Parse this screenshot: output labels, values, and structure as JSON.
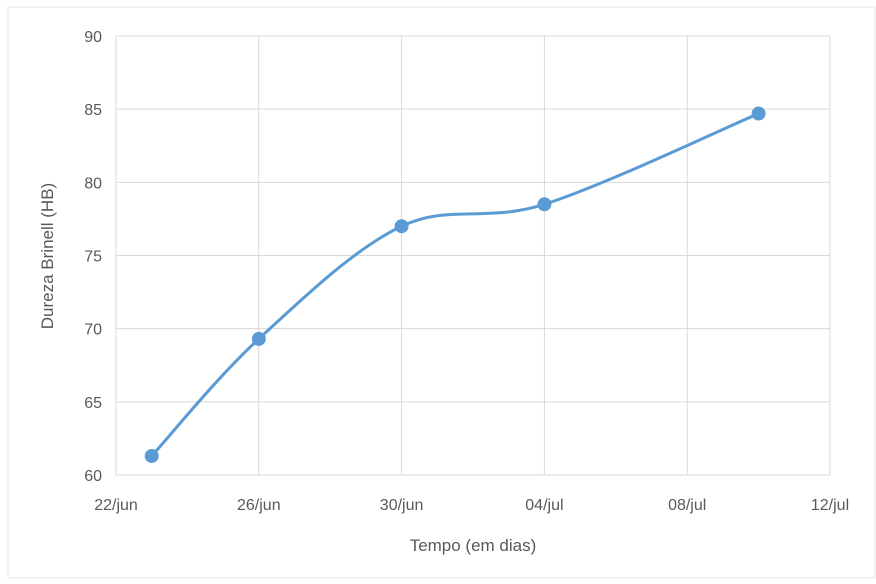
{
  "chart_data": {
    "type": "line",
    "title": "",
    "xlabel": "Tempo (em dias)",
    "ylabel": "Dureza Brinell (HB)",
    "x_ticks": [
      "22/jun",
      "26/jun",
      "30/jun",
      "04/jul",
      "08/jul",
      "12/jul"
    ],
    "x_tick_values": [
      "2000-06-22",
      "2000-06-26",
      "2000-06-30",
      "2000-07-04",
      "2000-07-08",
      "2000-07-12"
    ],
    "xlim": [
      "2000-06-22",
      "2000-07-12"
    ],
    "y_ticks": [
      "60",
      "65",
      "70",
      "75",
      "80",
      "85",
      "90"
    ],
    "ylim": [
      60,
      90
    ],
    "grid": true,
    "smooth": true,
    "legend": "none",
    "series": [
      {
        "name": "",
        "color": "#5b9bd5",
        "x": [
          "2000-06-23",
          "2000-06-26",
          "2000-06-30",
          "2000-07-04",
          "2000-07-10"
        ],
        "values": [
          61.3,
          69.3,
          77.0,
          78.5,
          84.7
        ]
      }
    ],
    "colors": {
      "line": "#5b9bd5",
      "grid": "#d9d9d9",
      "text": "#595959",
      "frame": "#d9d9d9"
    }
  }
}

━━━━━━━━━━━━━━━━

### [Required work]
Write every entry out again exactly, dropping the pictures.

### [Written solution]
Parse this screenshot: output labels, values, and structure as JSON.
{
  "chart_data": {
    "type": "line",
    "title": "",
    "xlabel": "Tempo (em dias)",
    "ylabel": "Dureza Brinell (HB)",
    "x_ticks": [
      "22/jun",
      "26/jun",
      "30/jun",
      "04/jul",
      "08/jul",
      "12/jul"
    ],
    "x_tick_values": [
      "2000-06-22",
      "2000-06-26",
      "2000-06-30",
      "2000-07-04",
      "2000-07-08",
      "2000-07-12"
    ],
    "xlim": [
      "2000-06-22",
      "2000-07-12"
    ],
    "y_ticks": [
      "60",
      "65",
      "70",
      "75",
      "80",
      "85",
      "90"
    ],
    "ylim": [
      60,
      90
    ],
    "grid": true,
    "smooth": true,
    "legend": "none",
    "series": [
      {
        "name": "",
        "color": "#5b9bd5",
        "x": [
          "2000-06-23",
          "2000-06-26",
          "2000-06-30",
          "2000-07-04",
          "2000-07-10"
        ],
        "values": [
          61.3,
          69.3,
          77.0,
          78.5,
          84.7
        ]
      }
    ],
    "colors": {
      "line": "#5b9bd5",
      "grid": "#d9d9d9",
      "text": "#595959",
      "frame": "#d9d9d9"
    }
  }
}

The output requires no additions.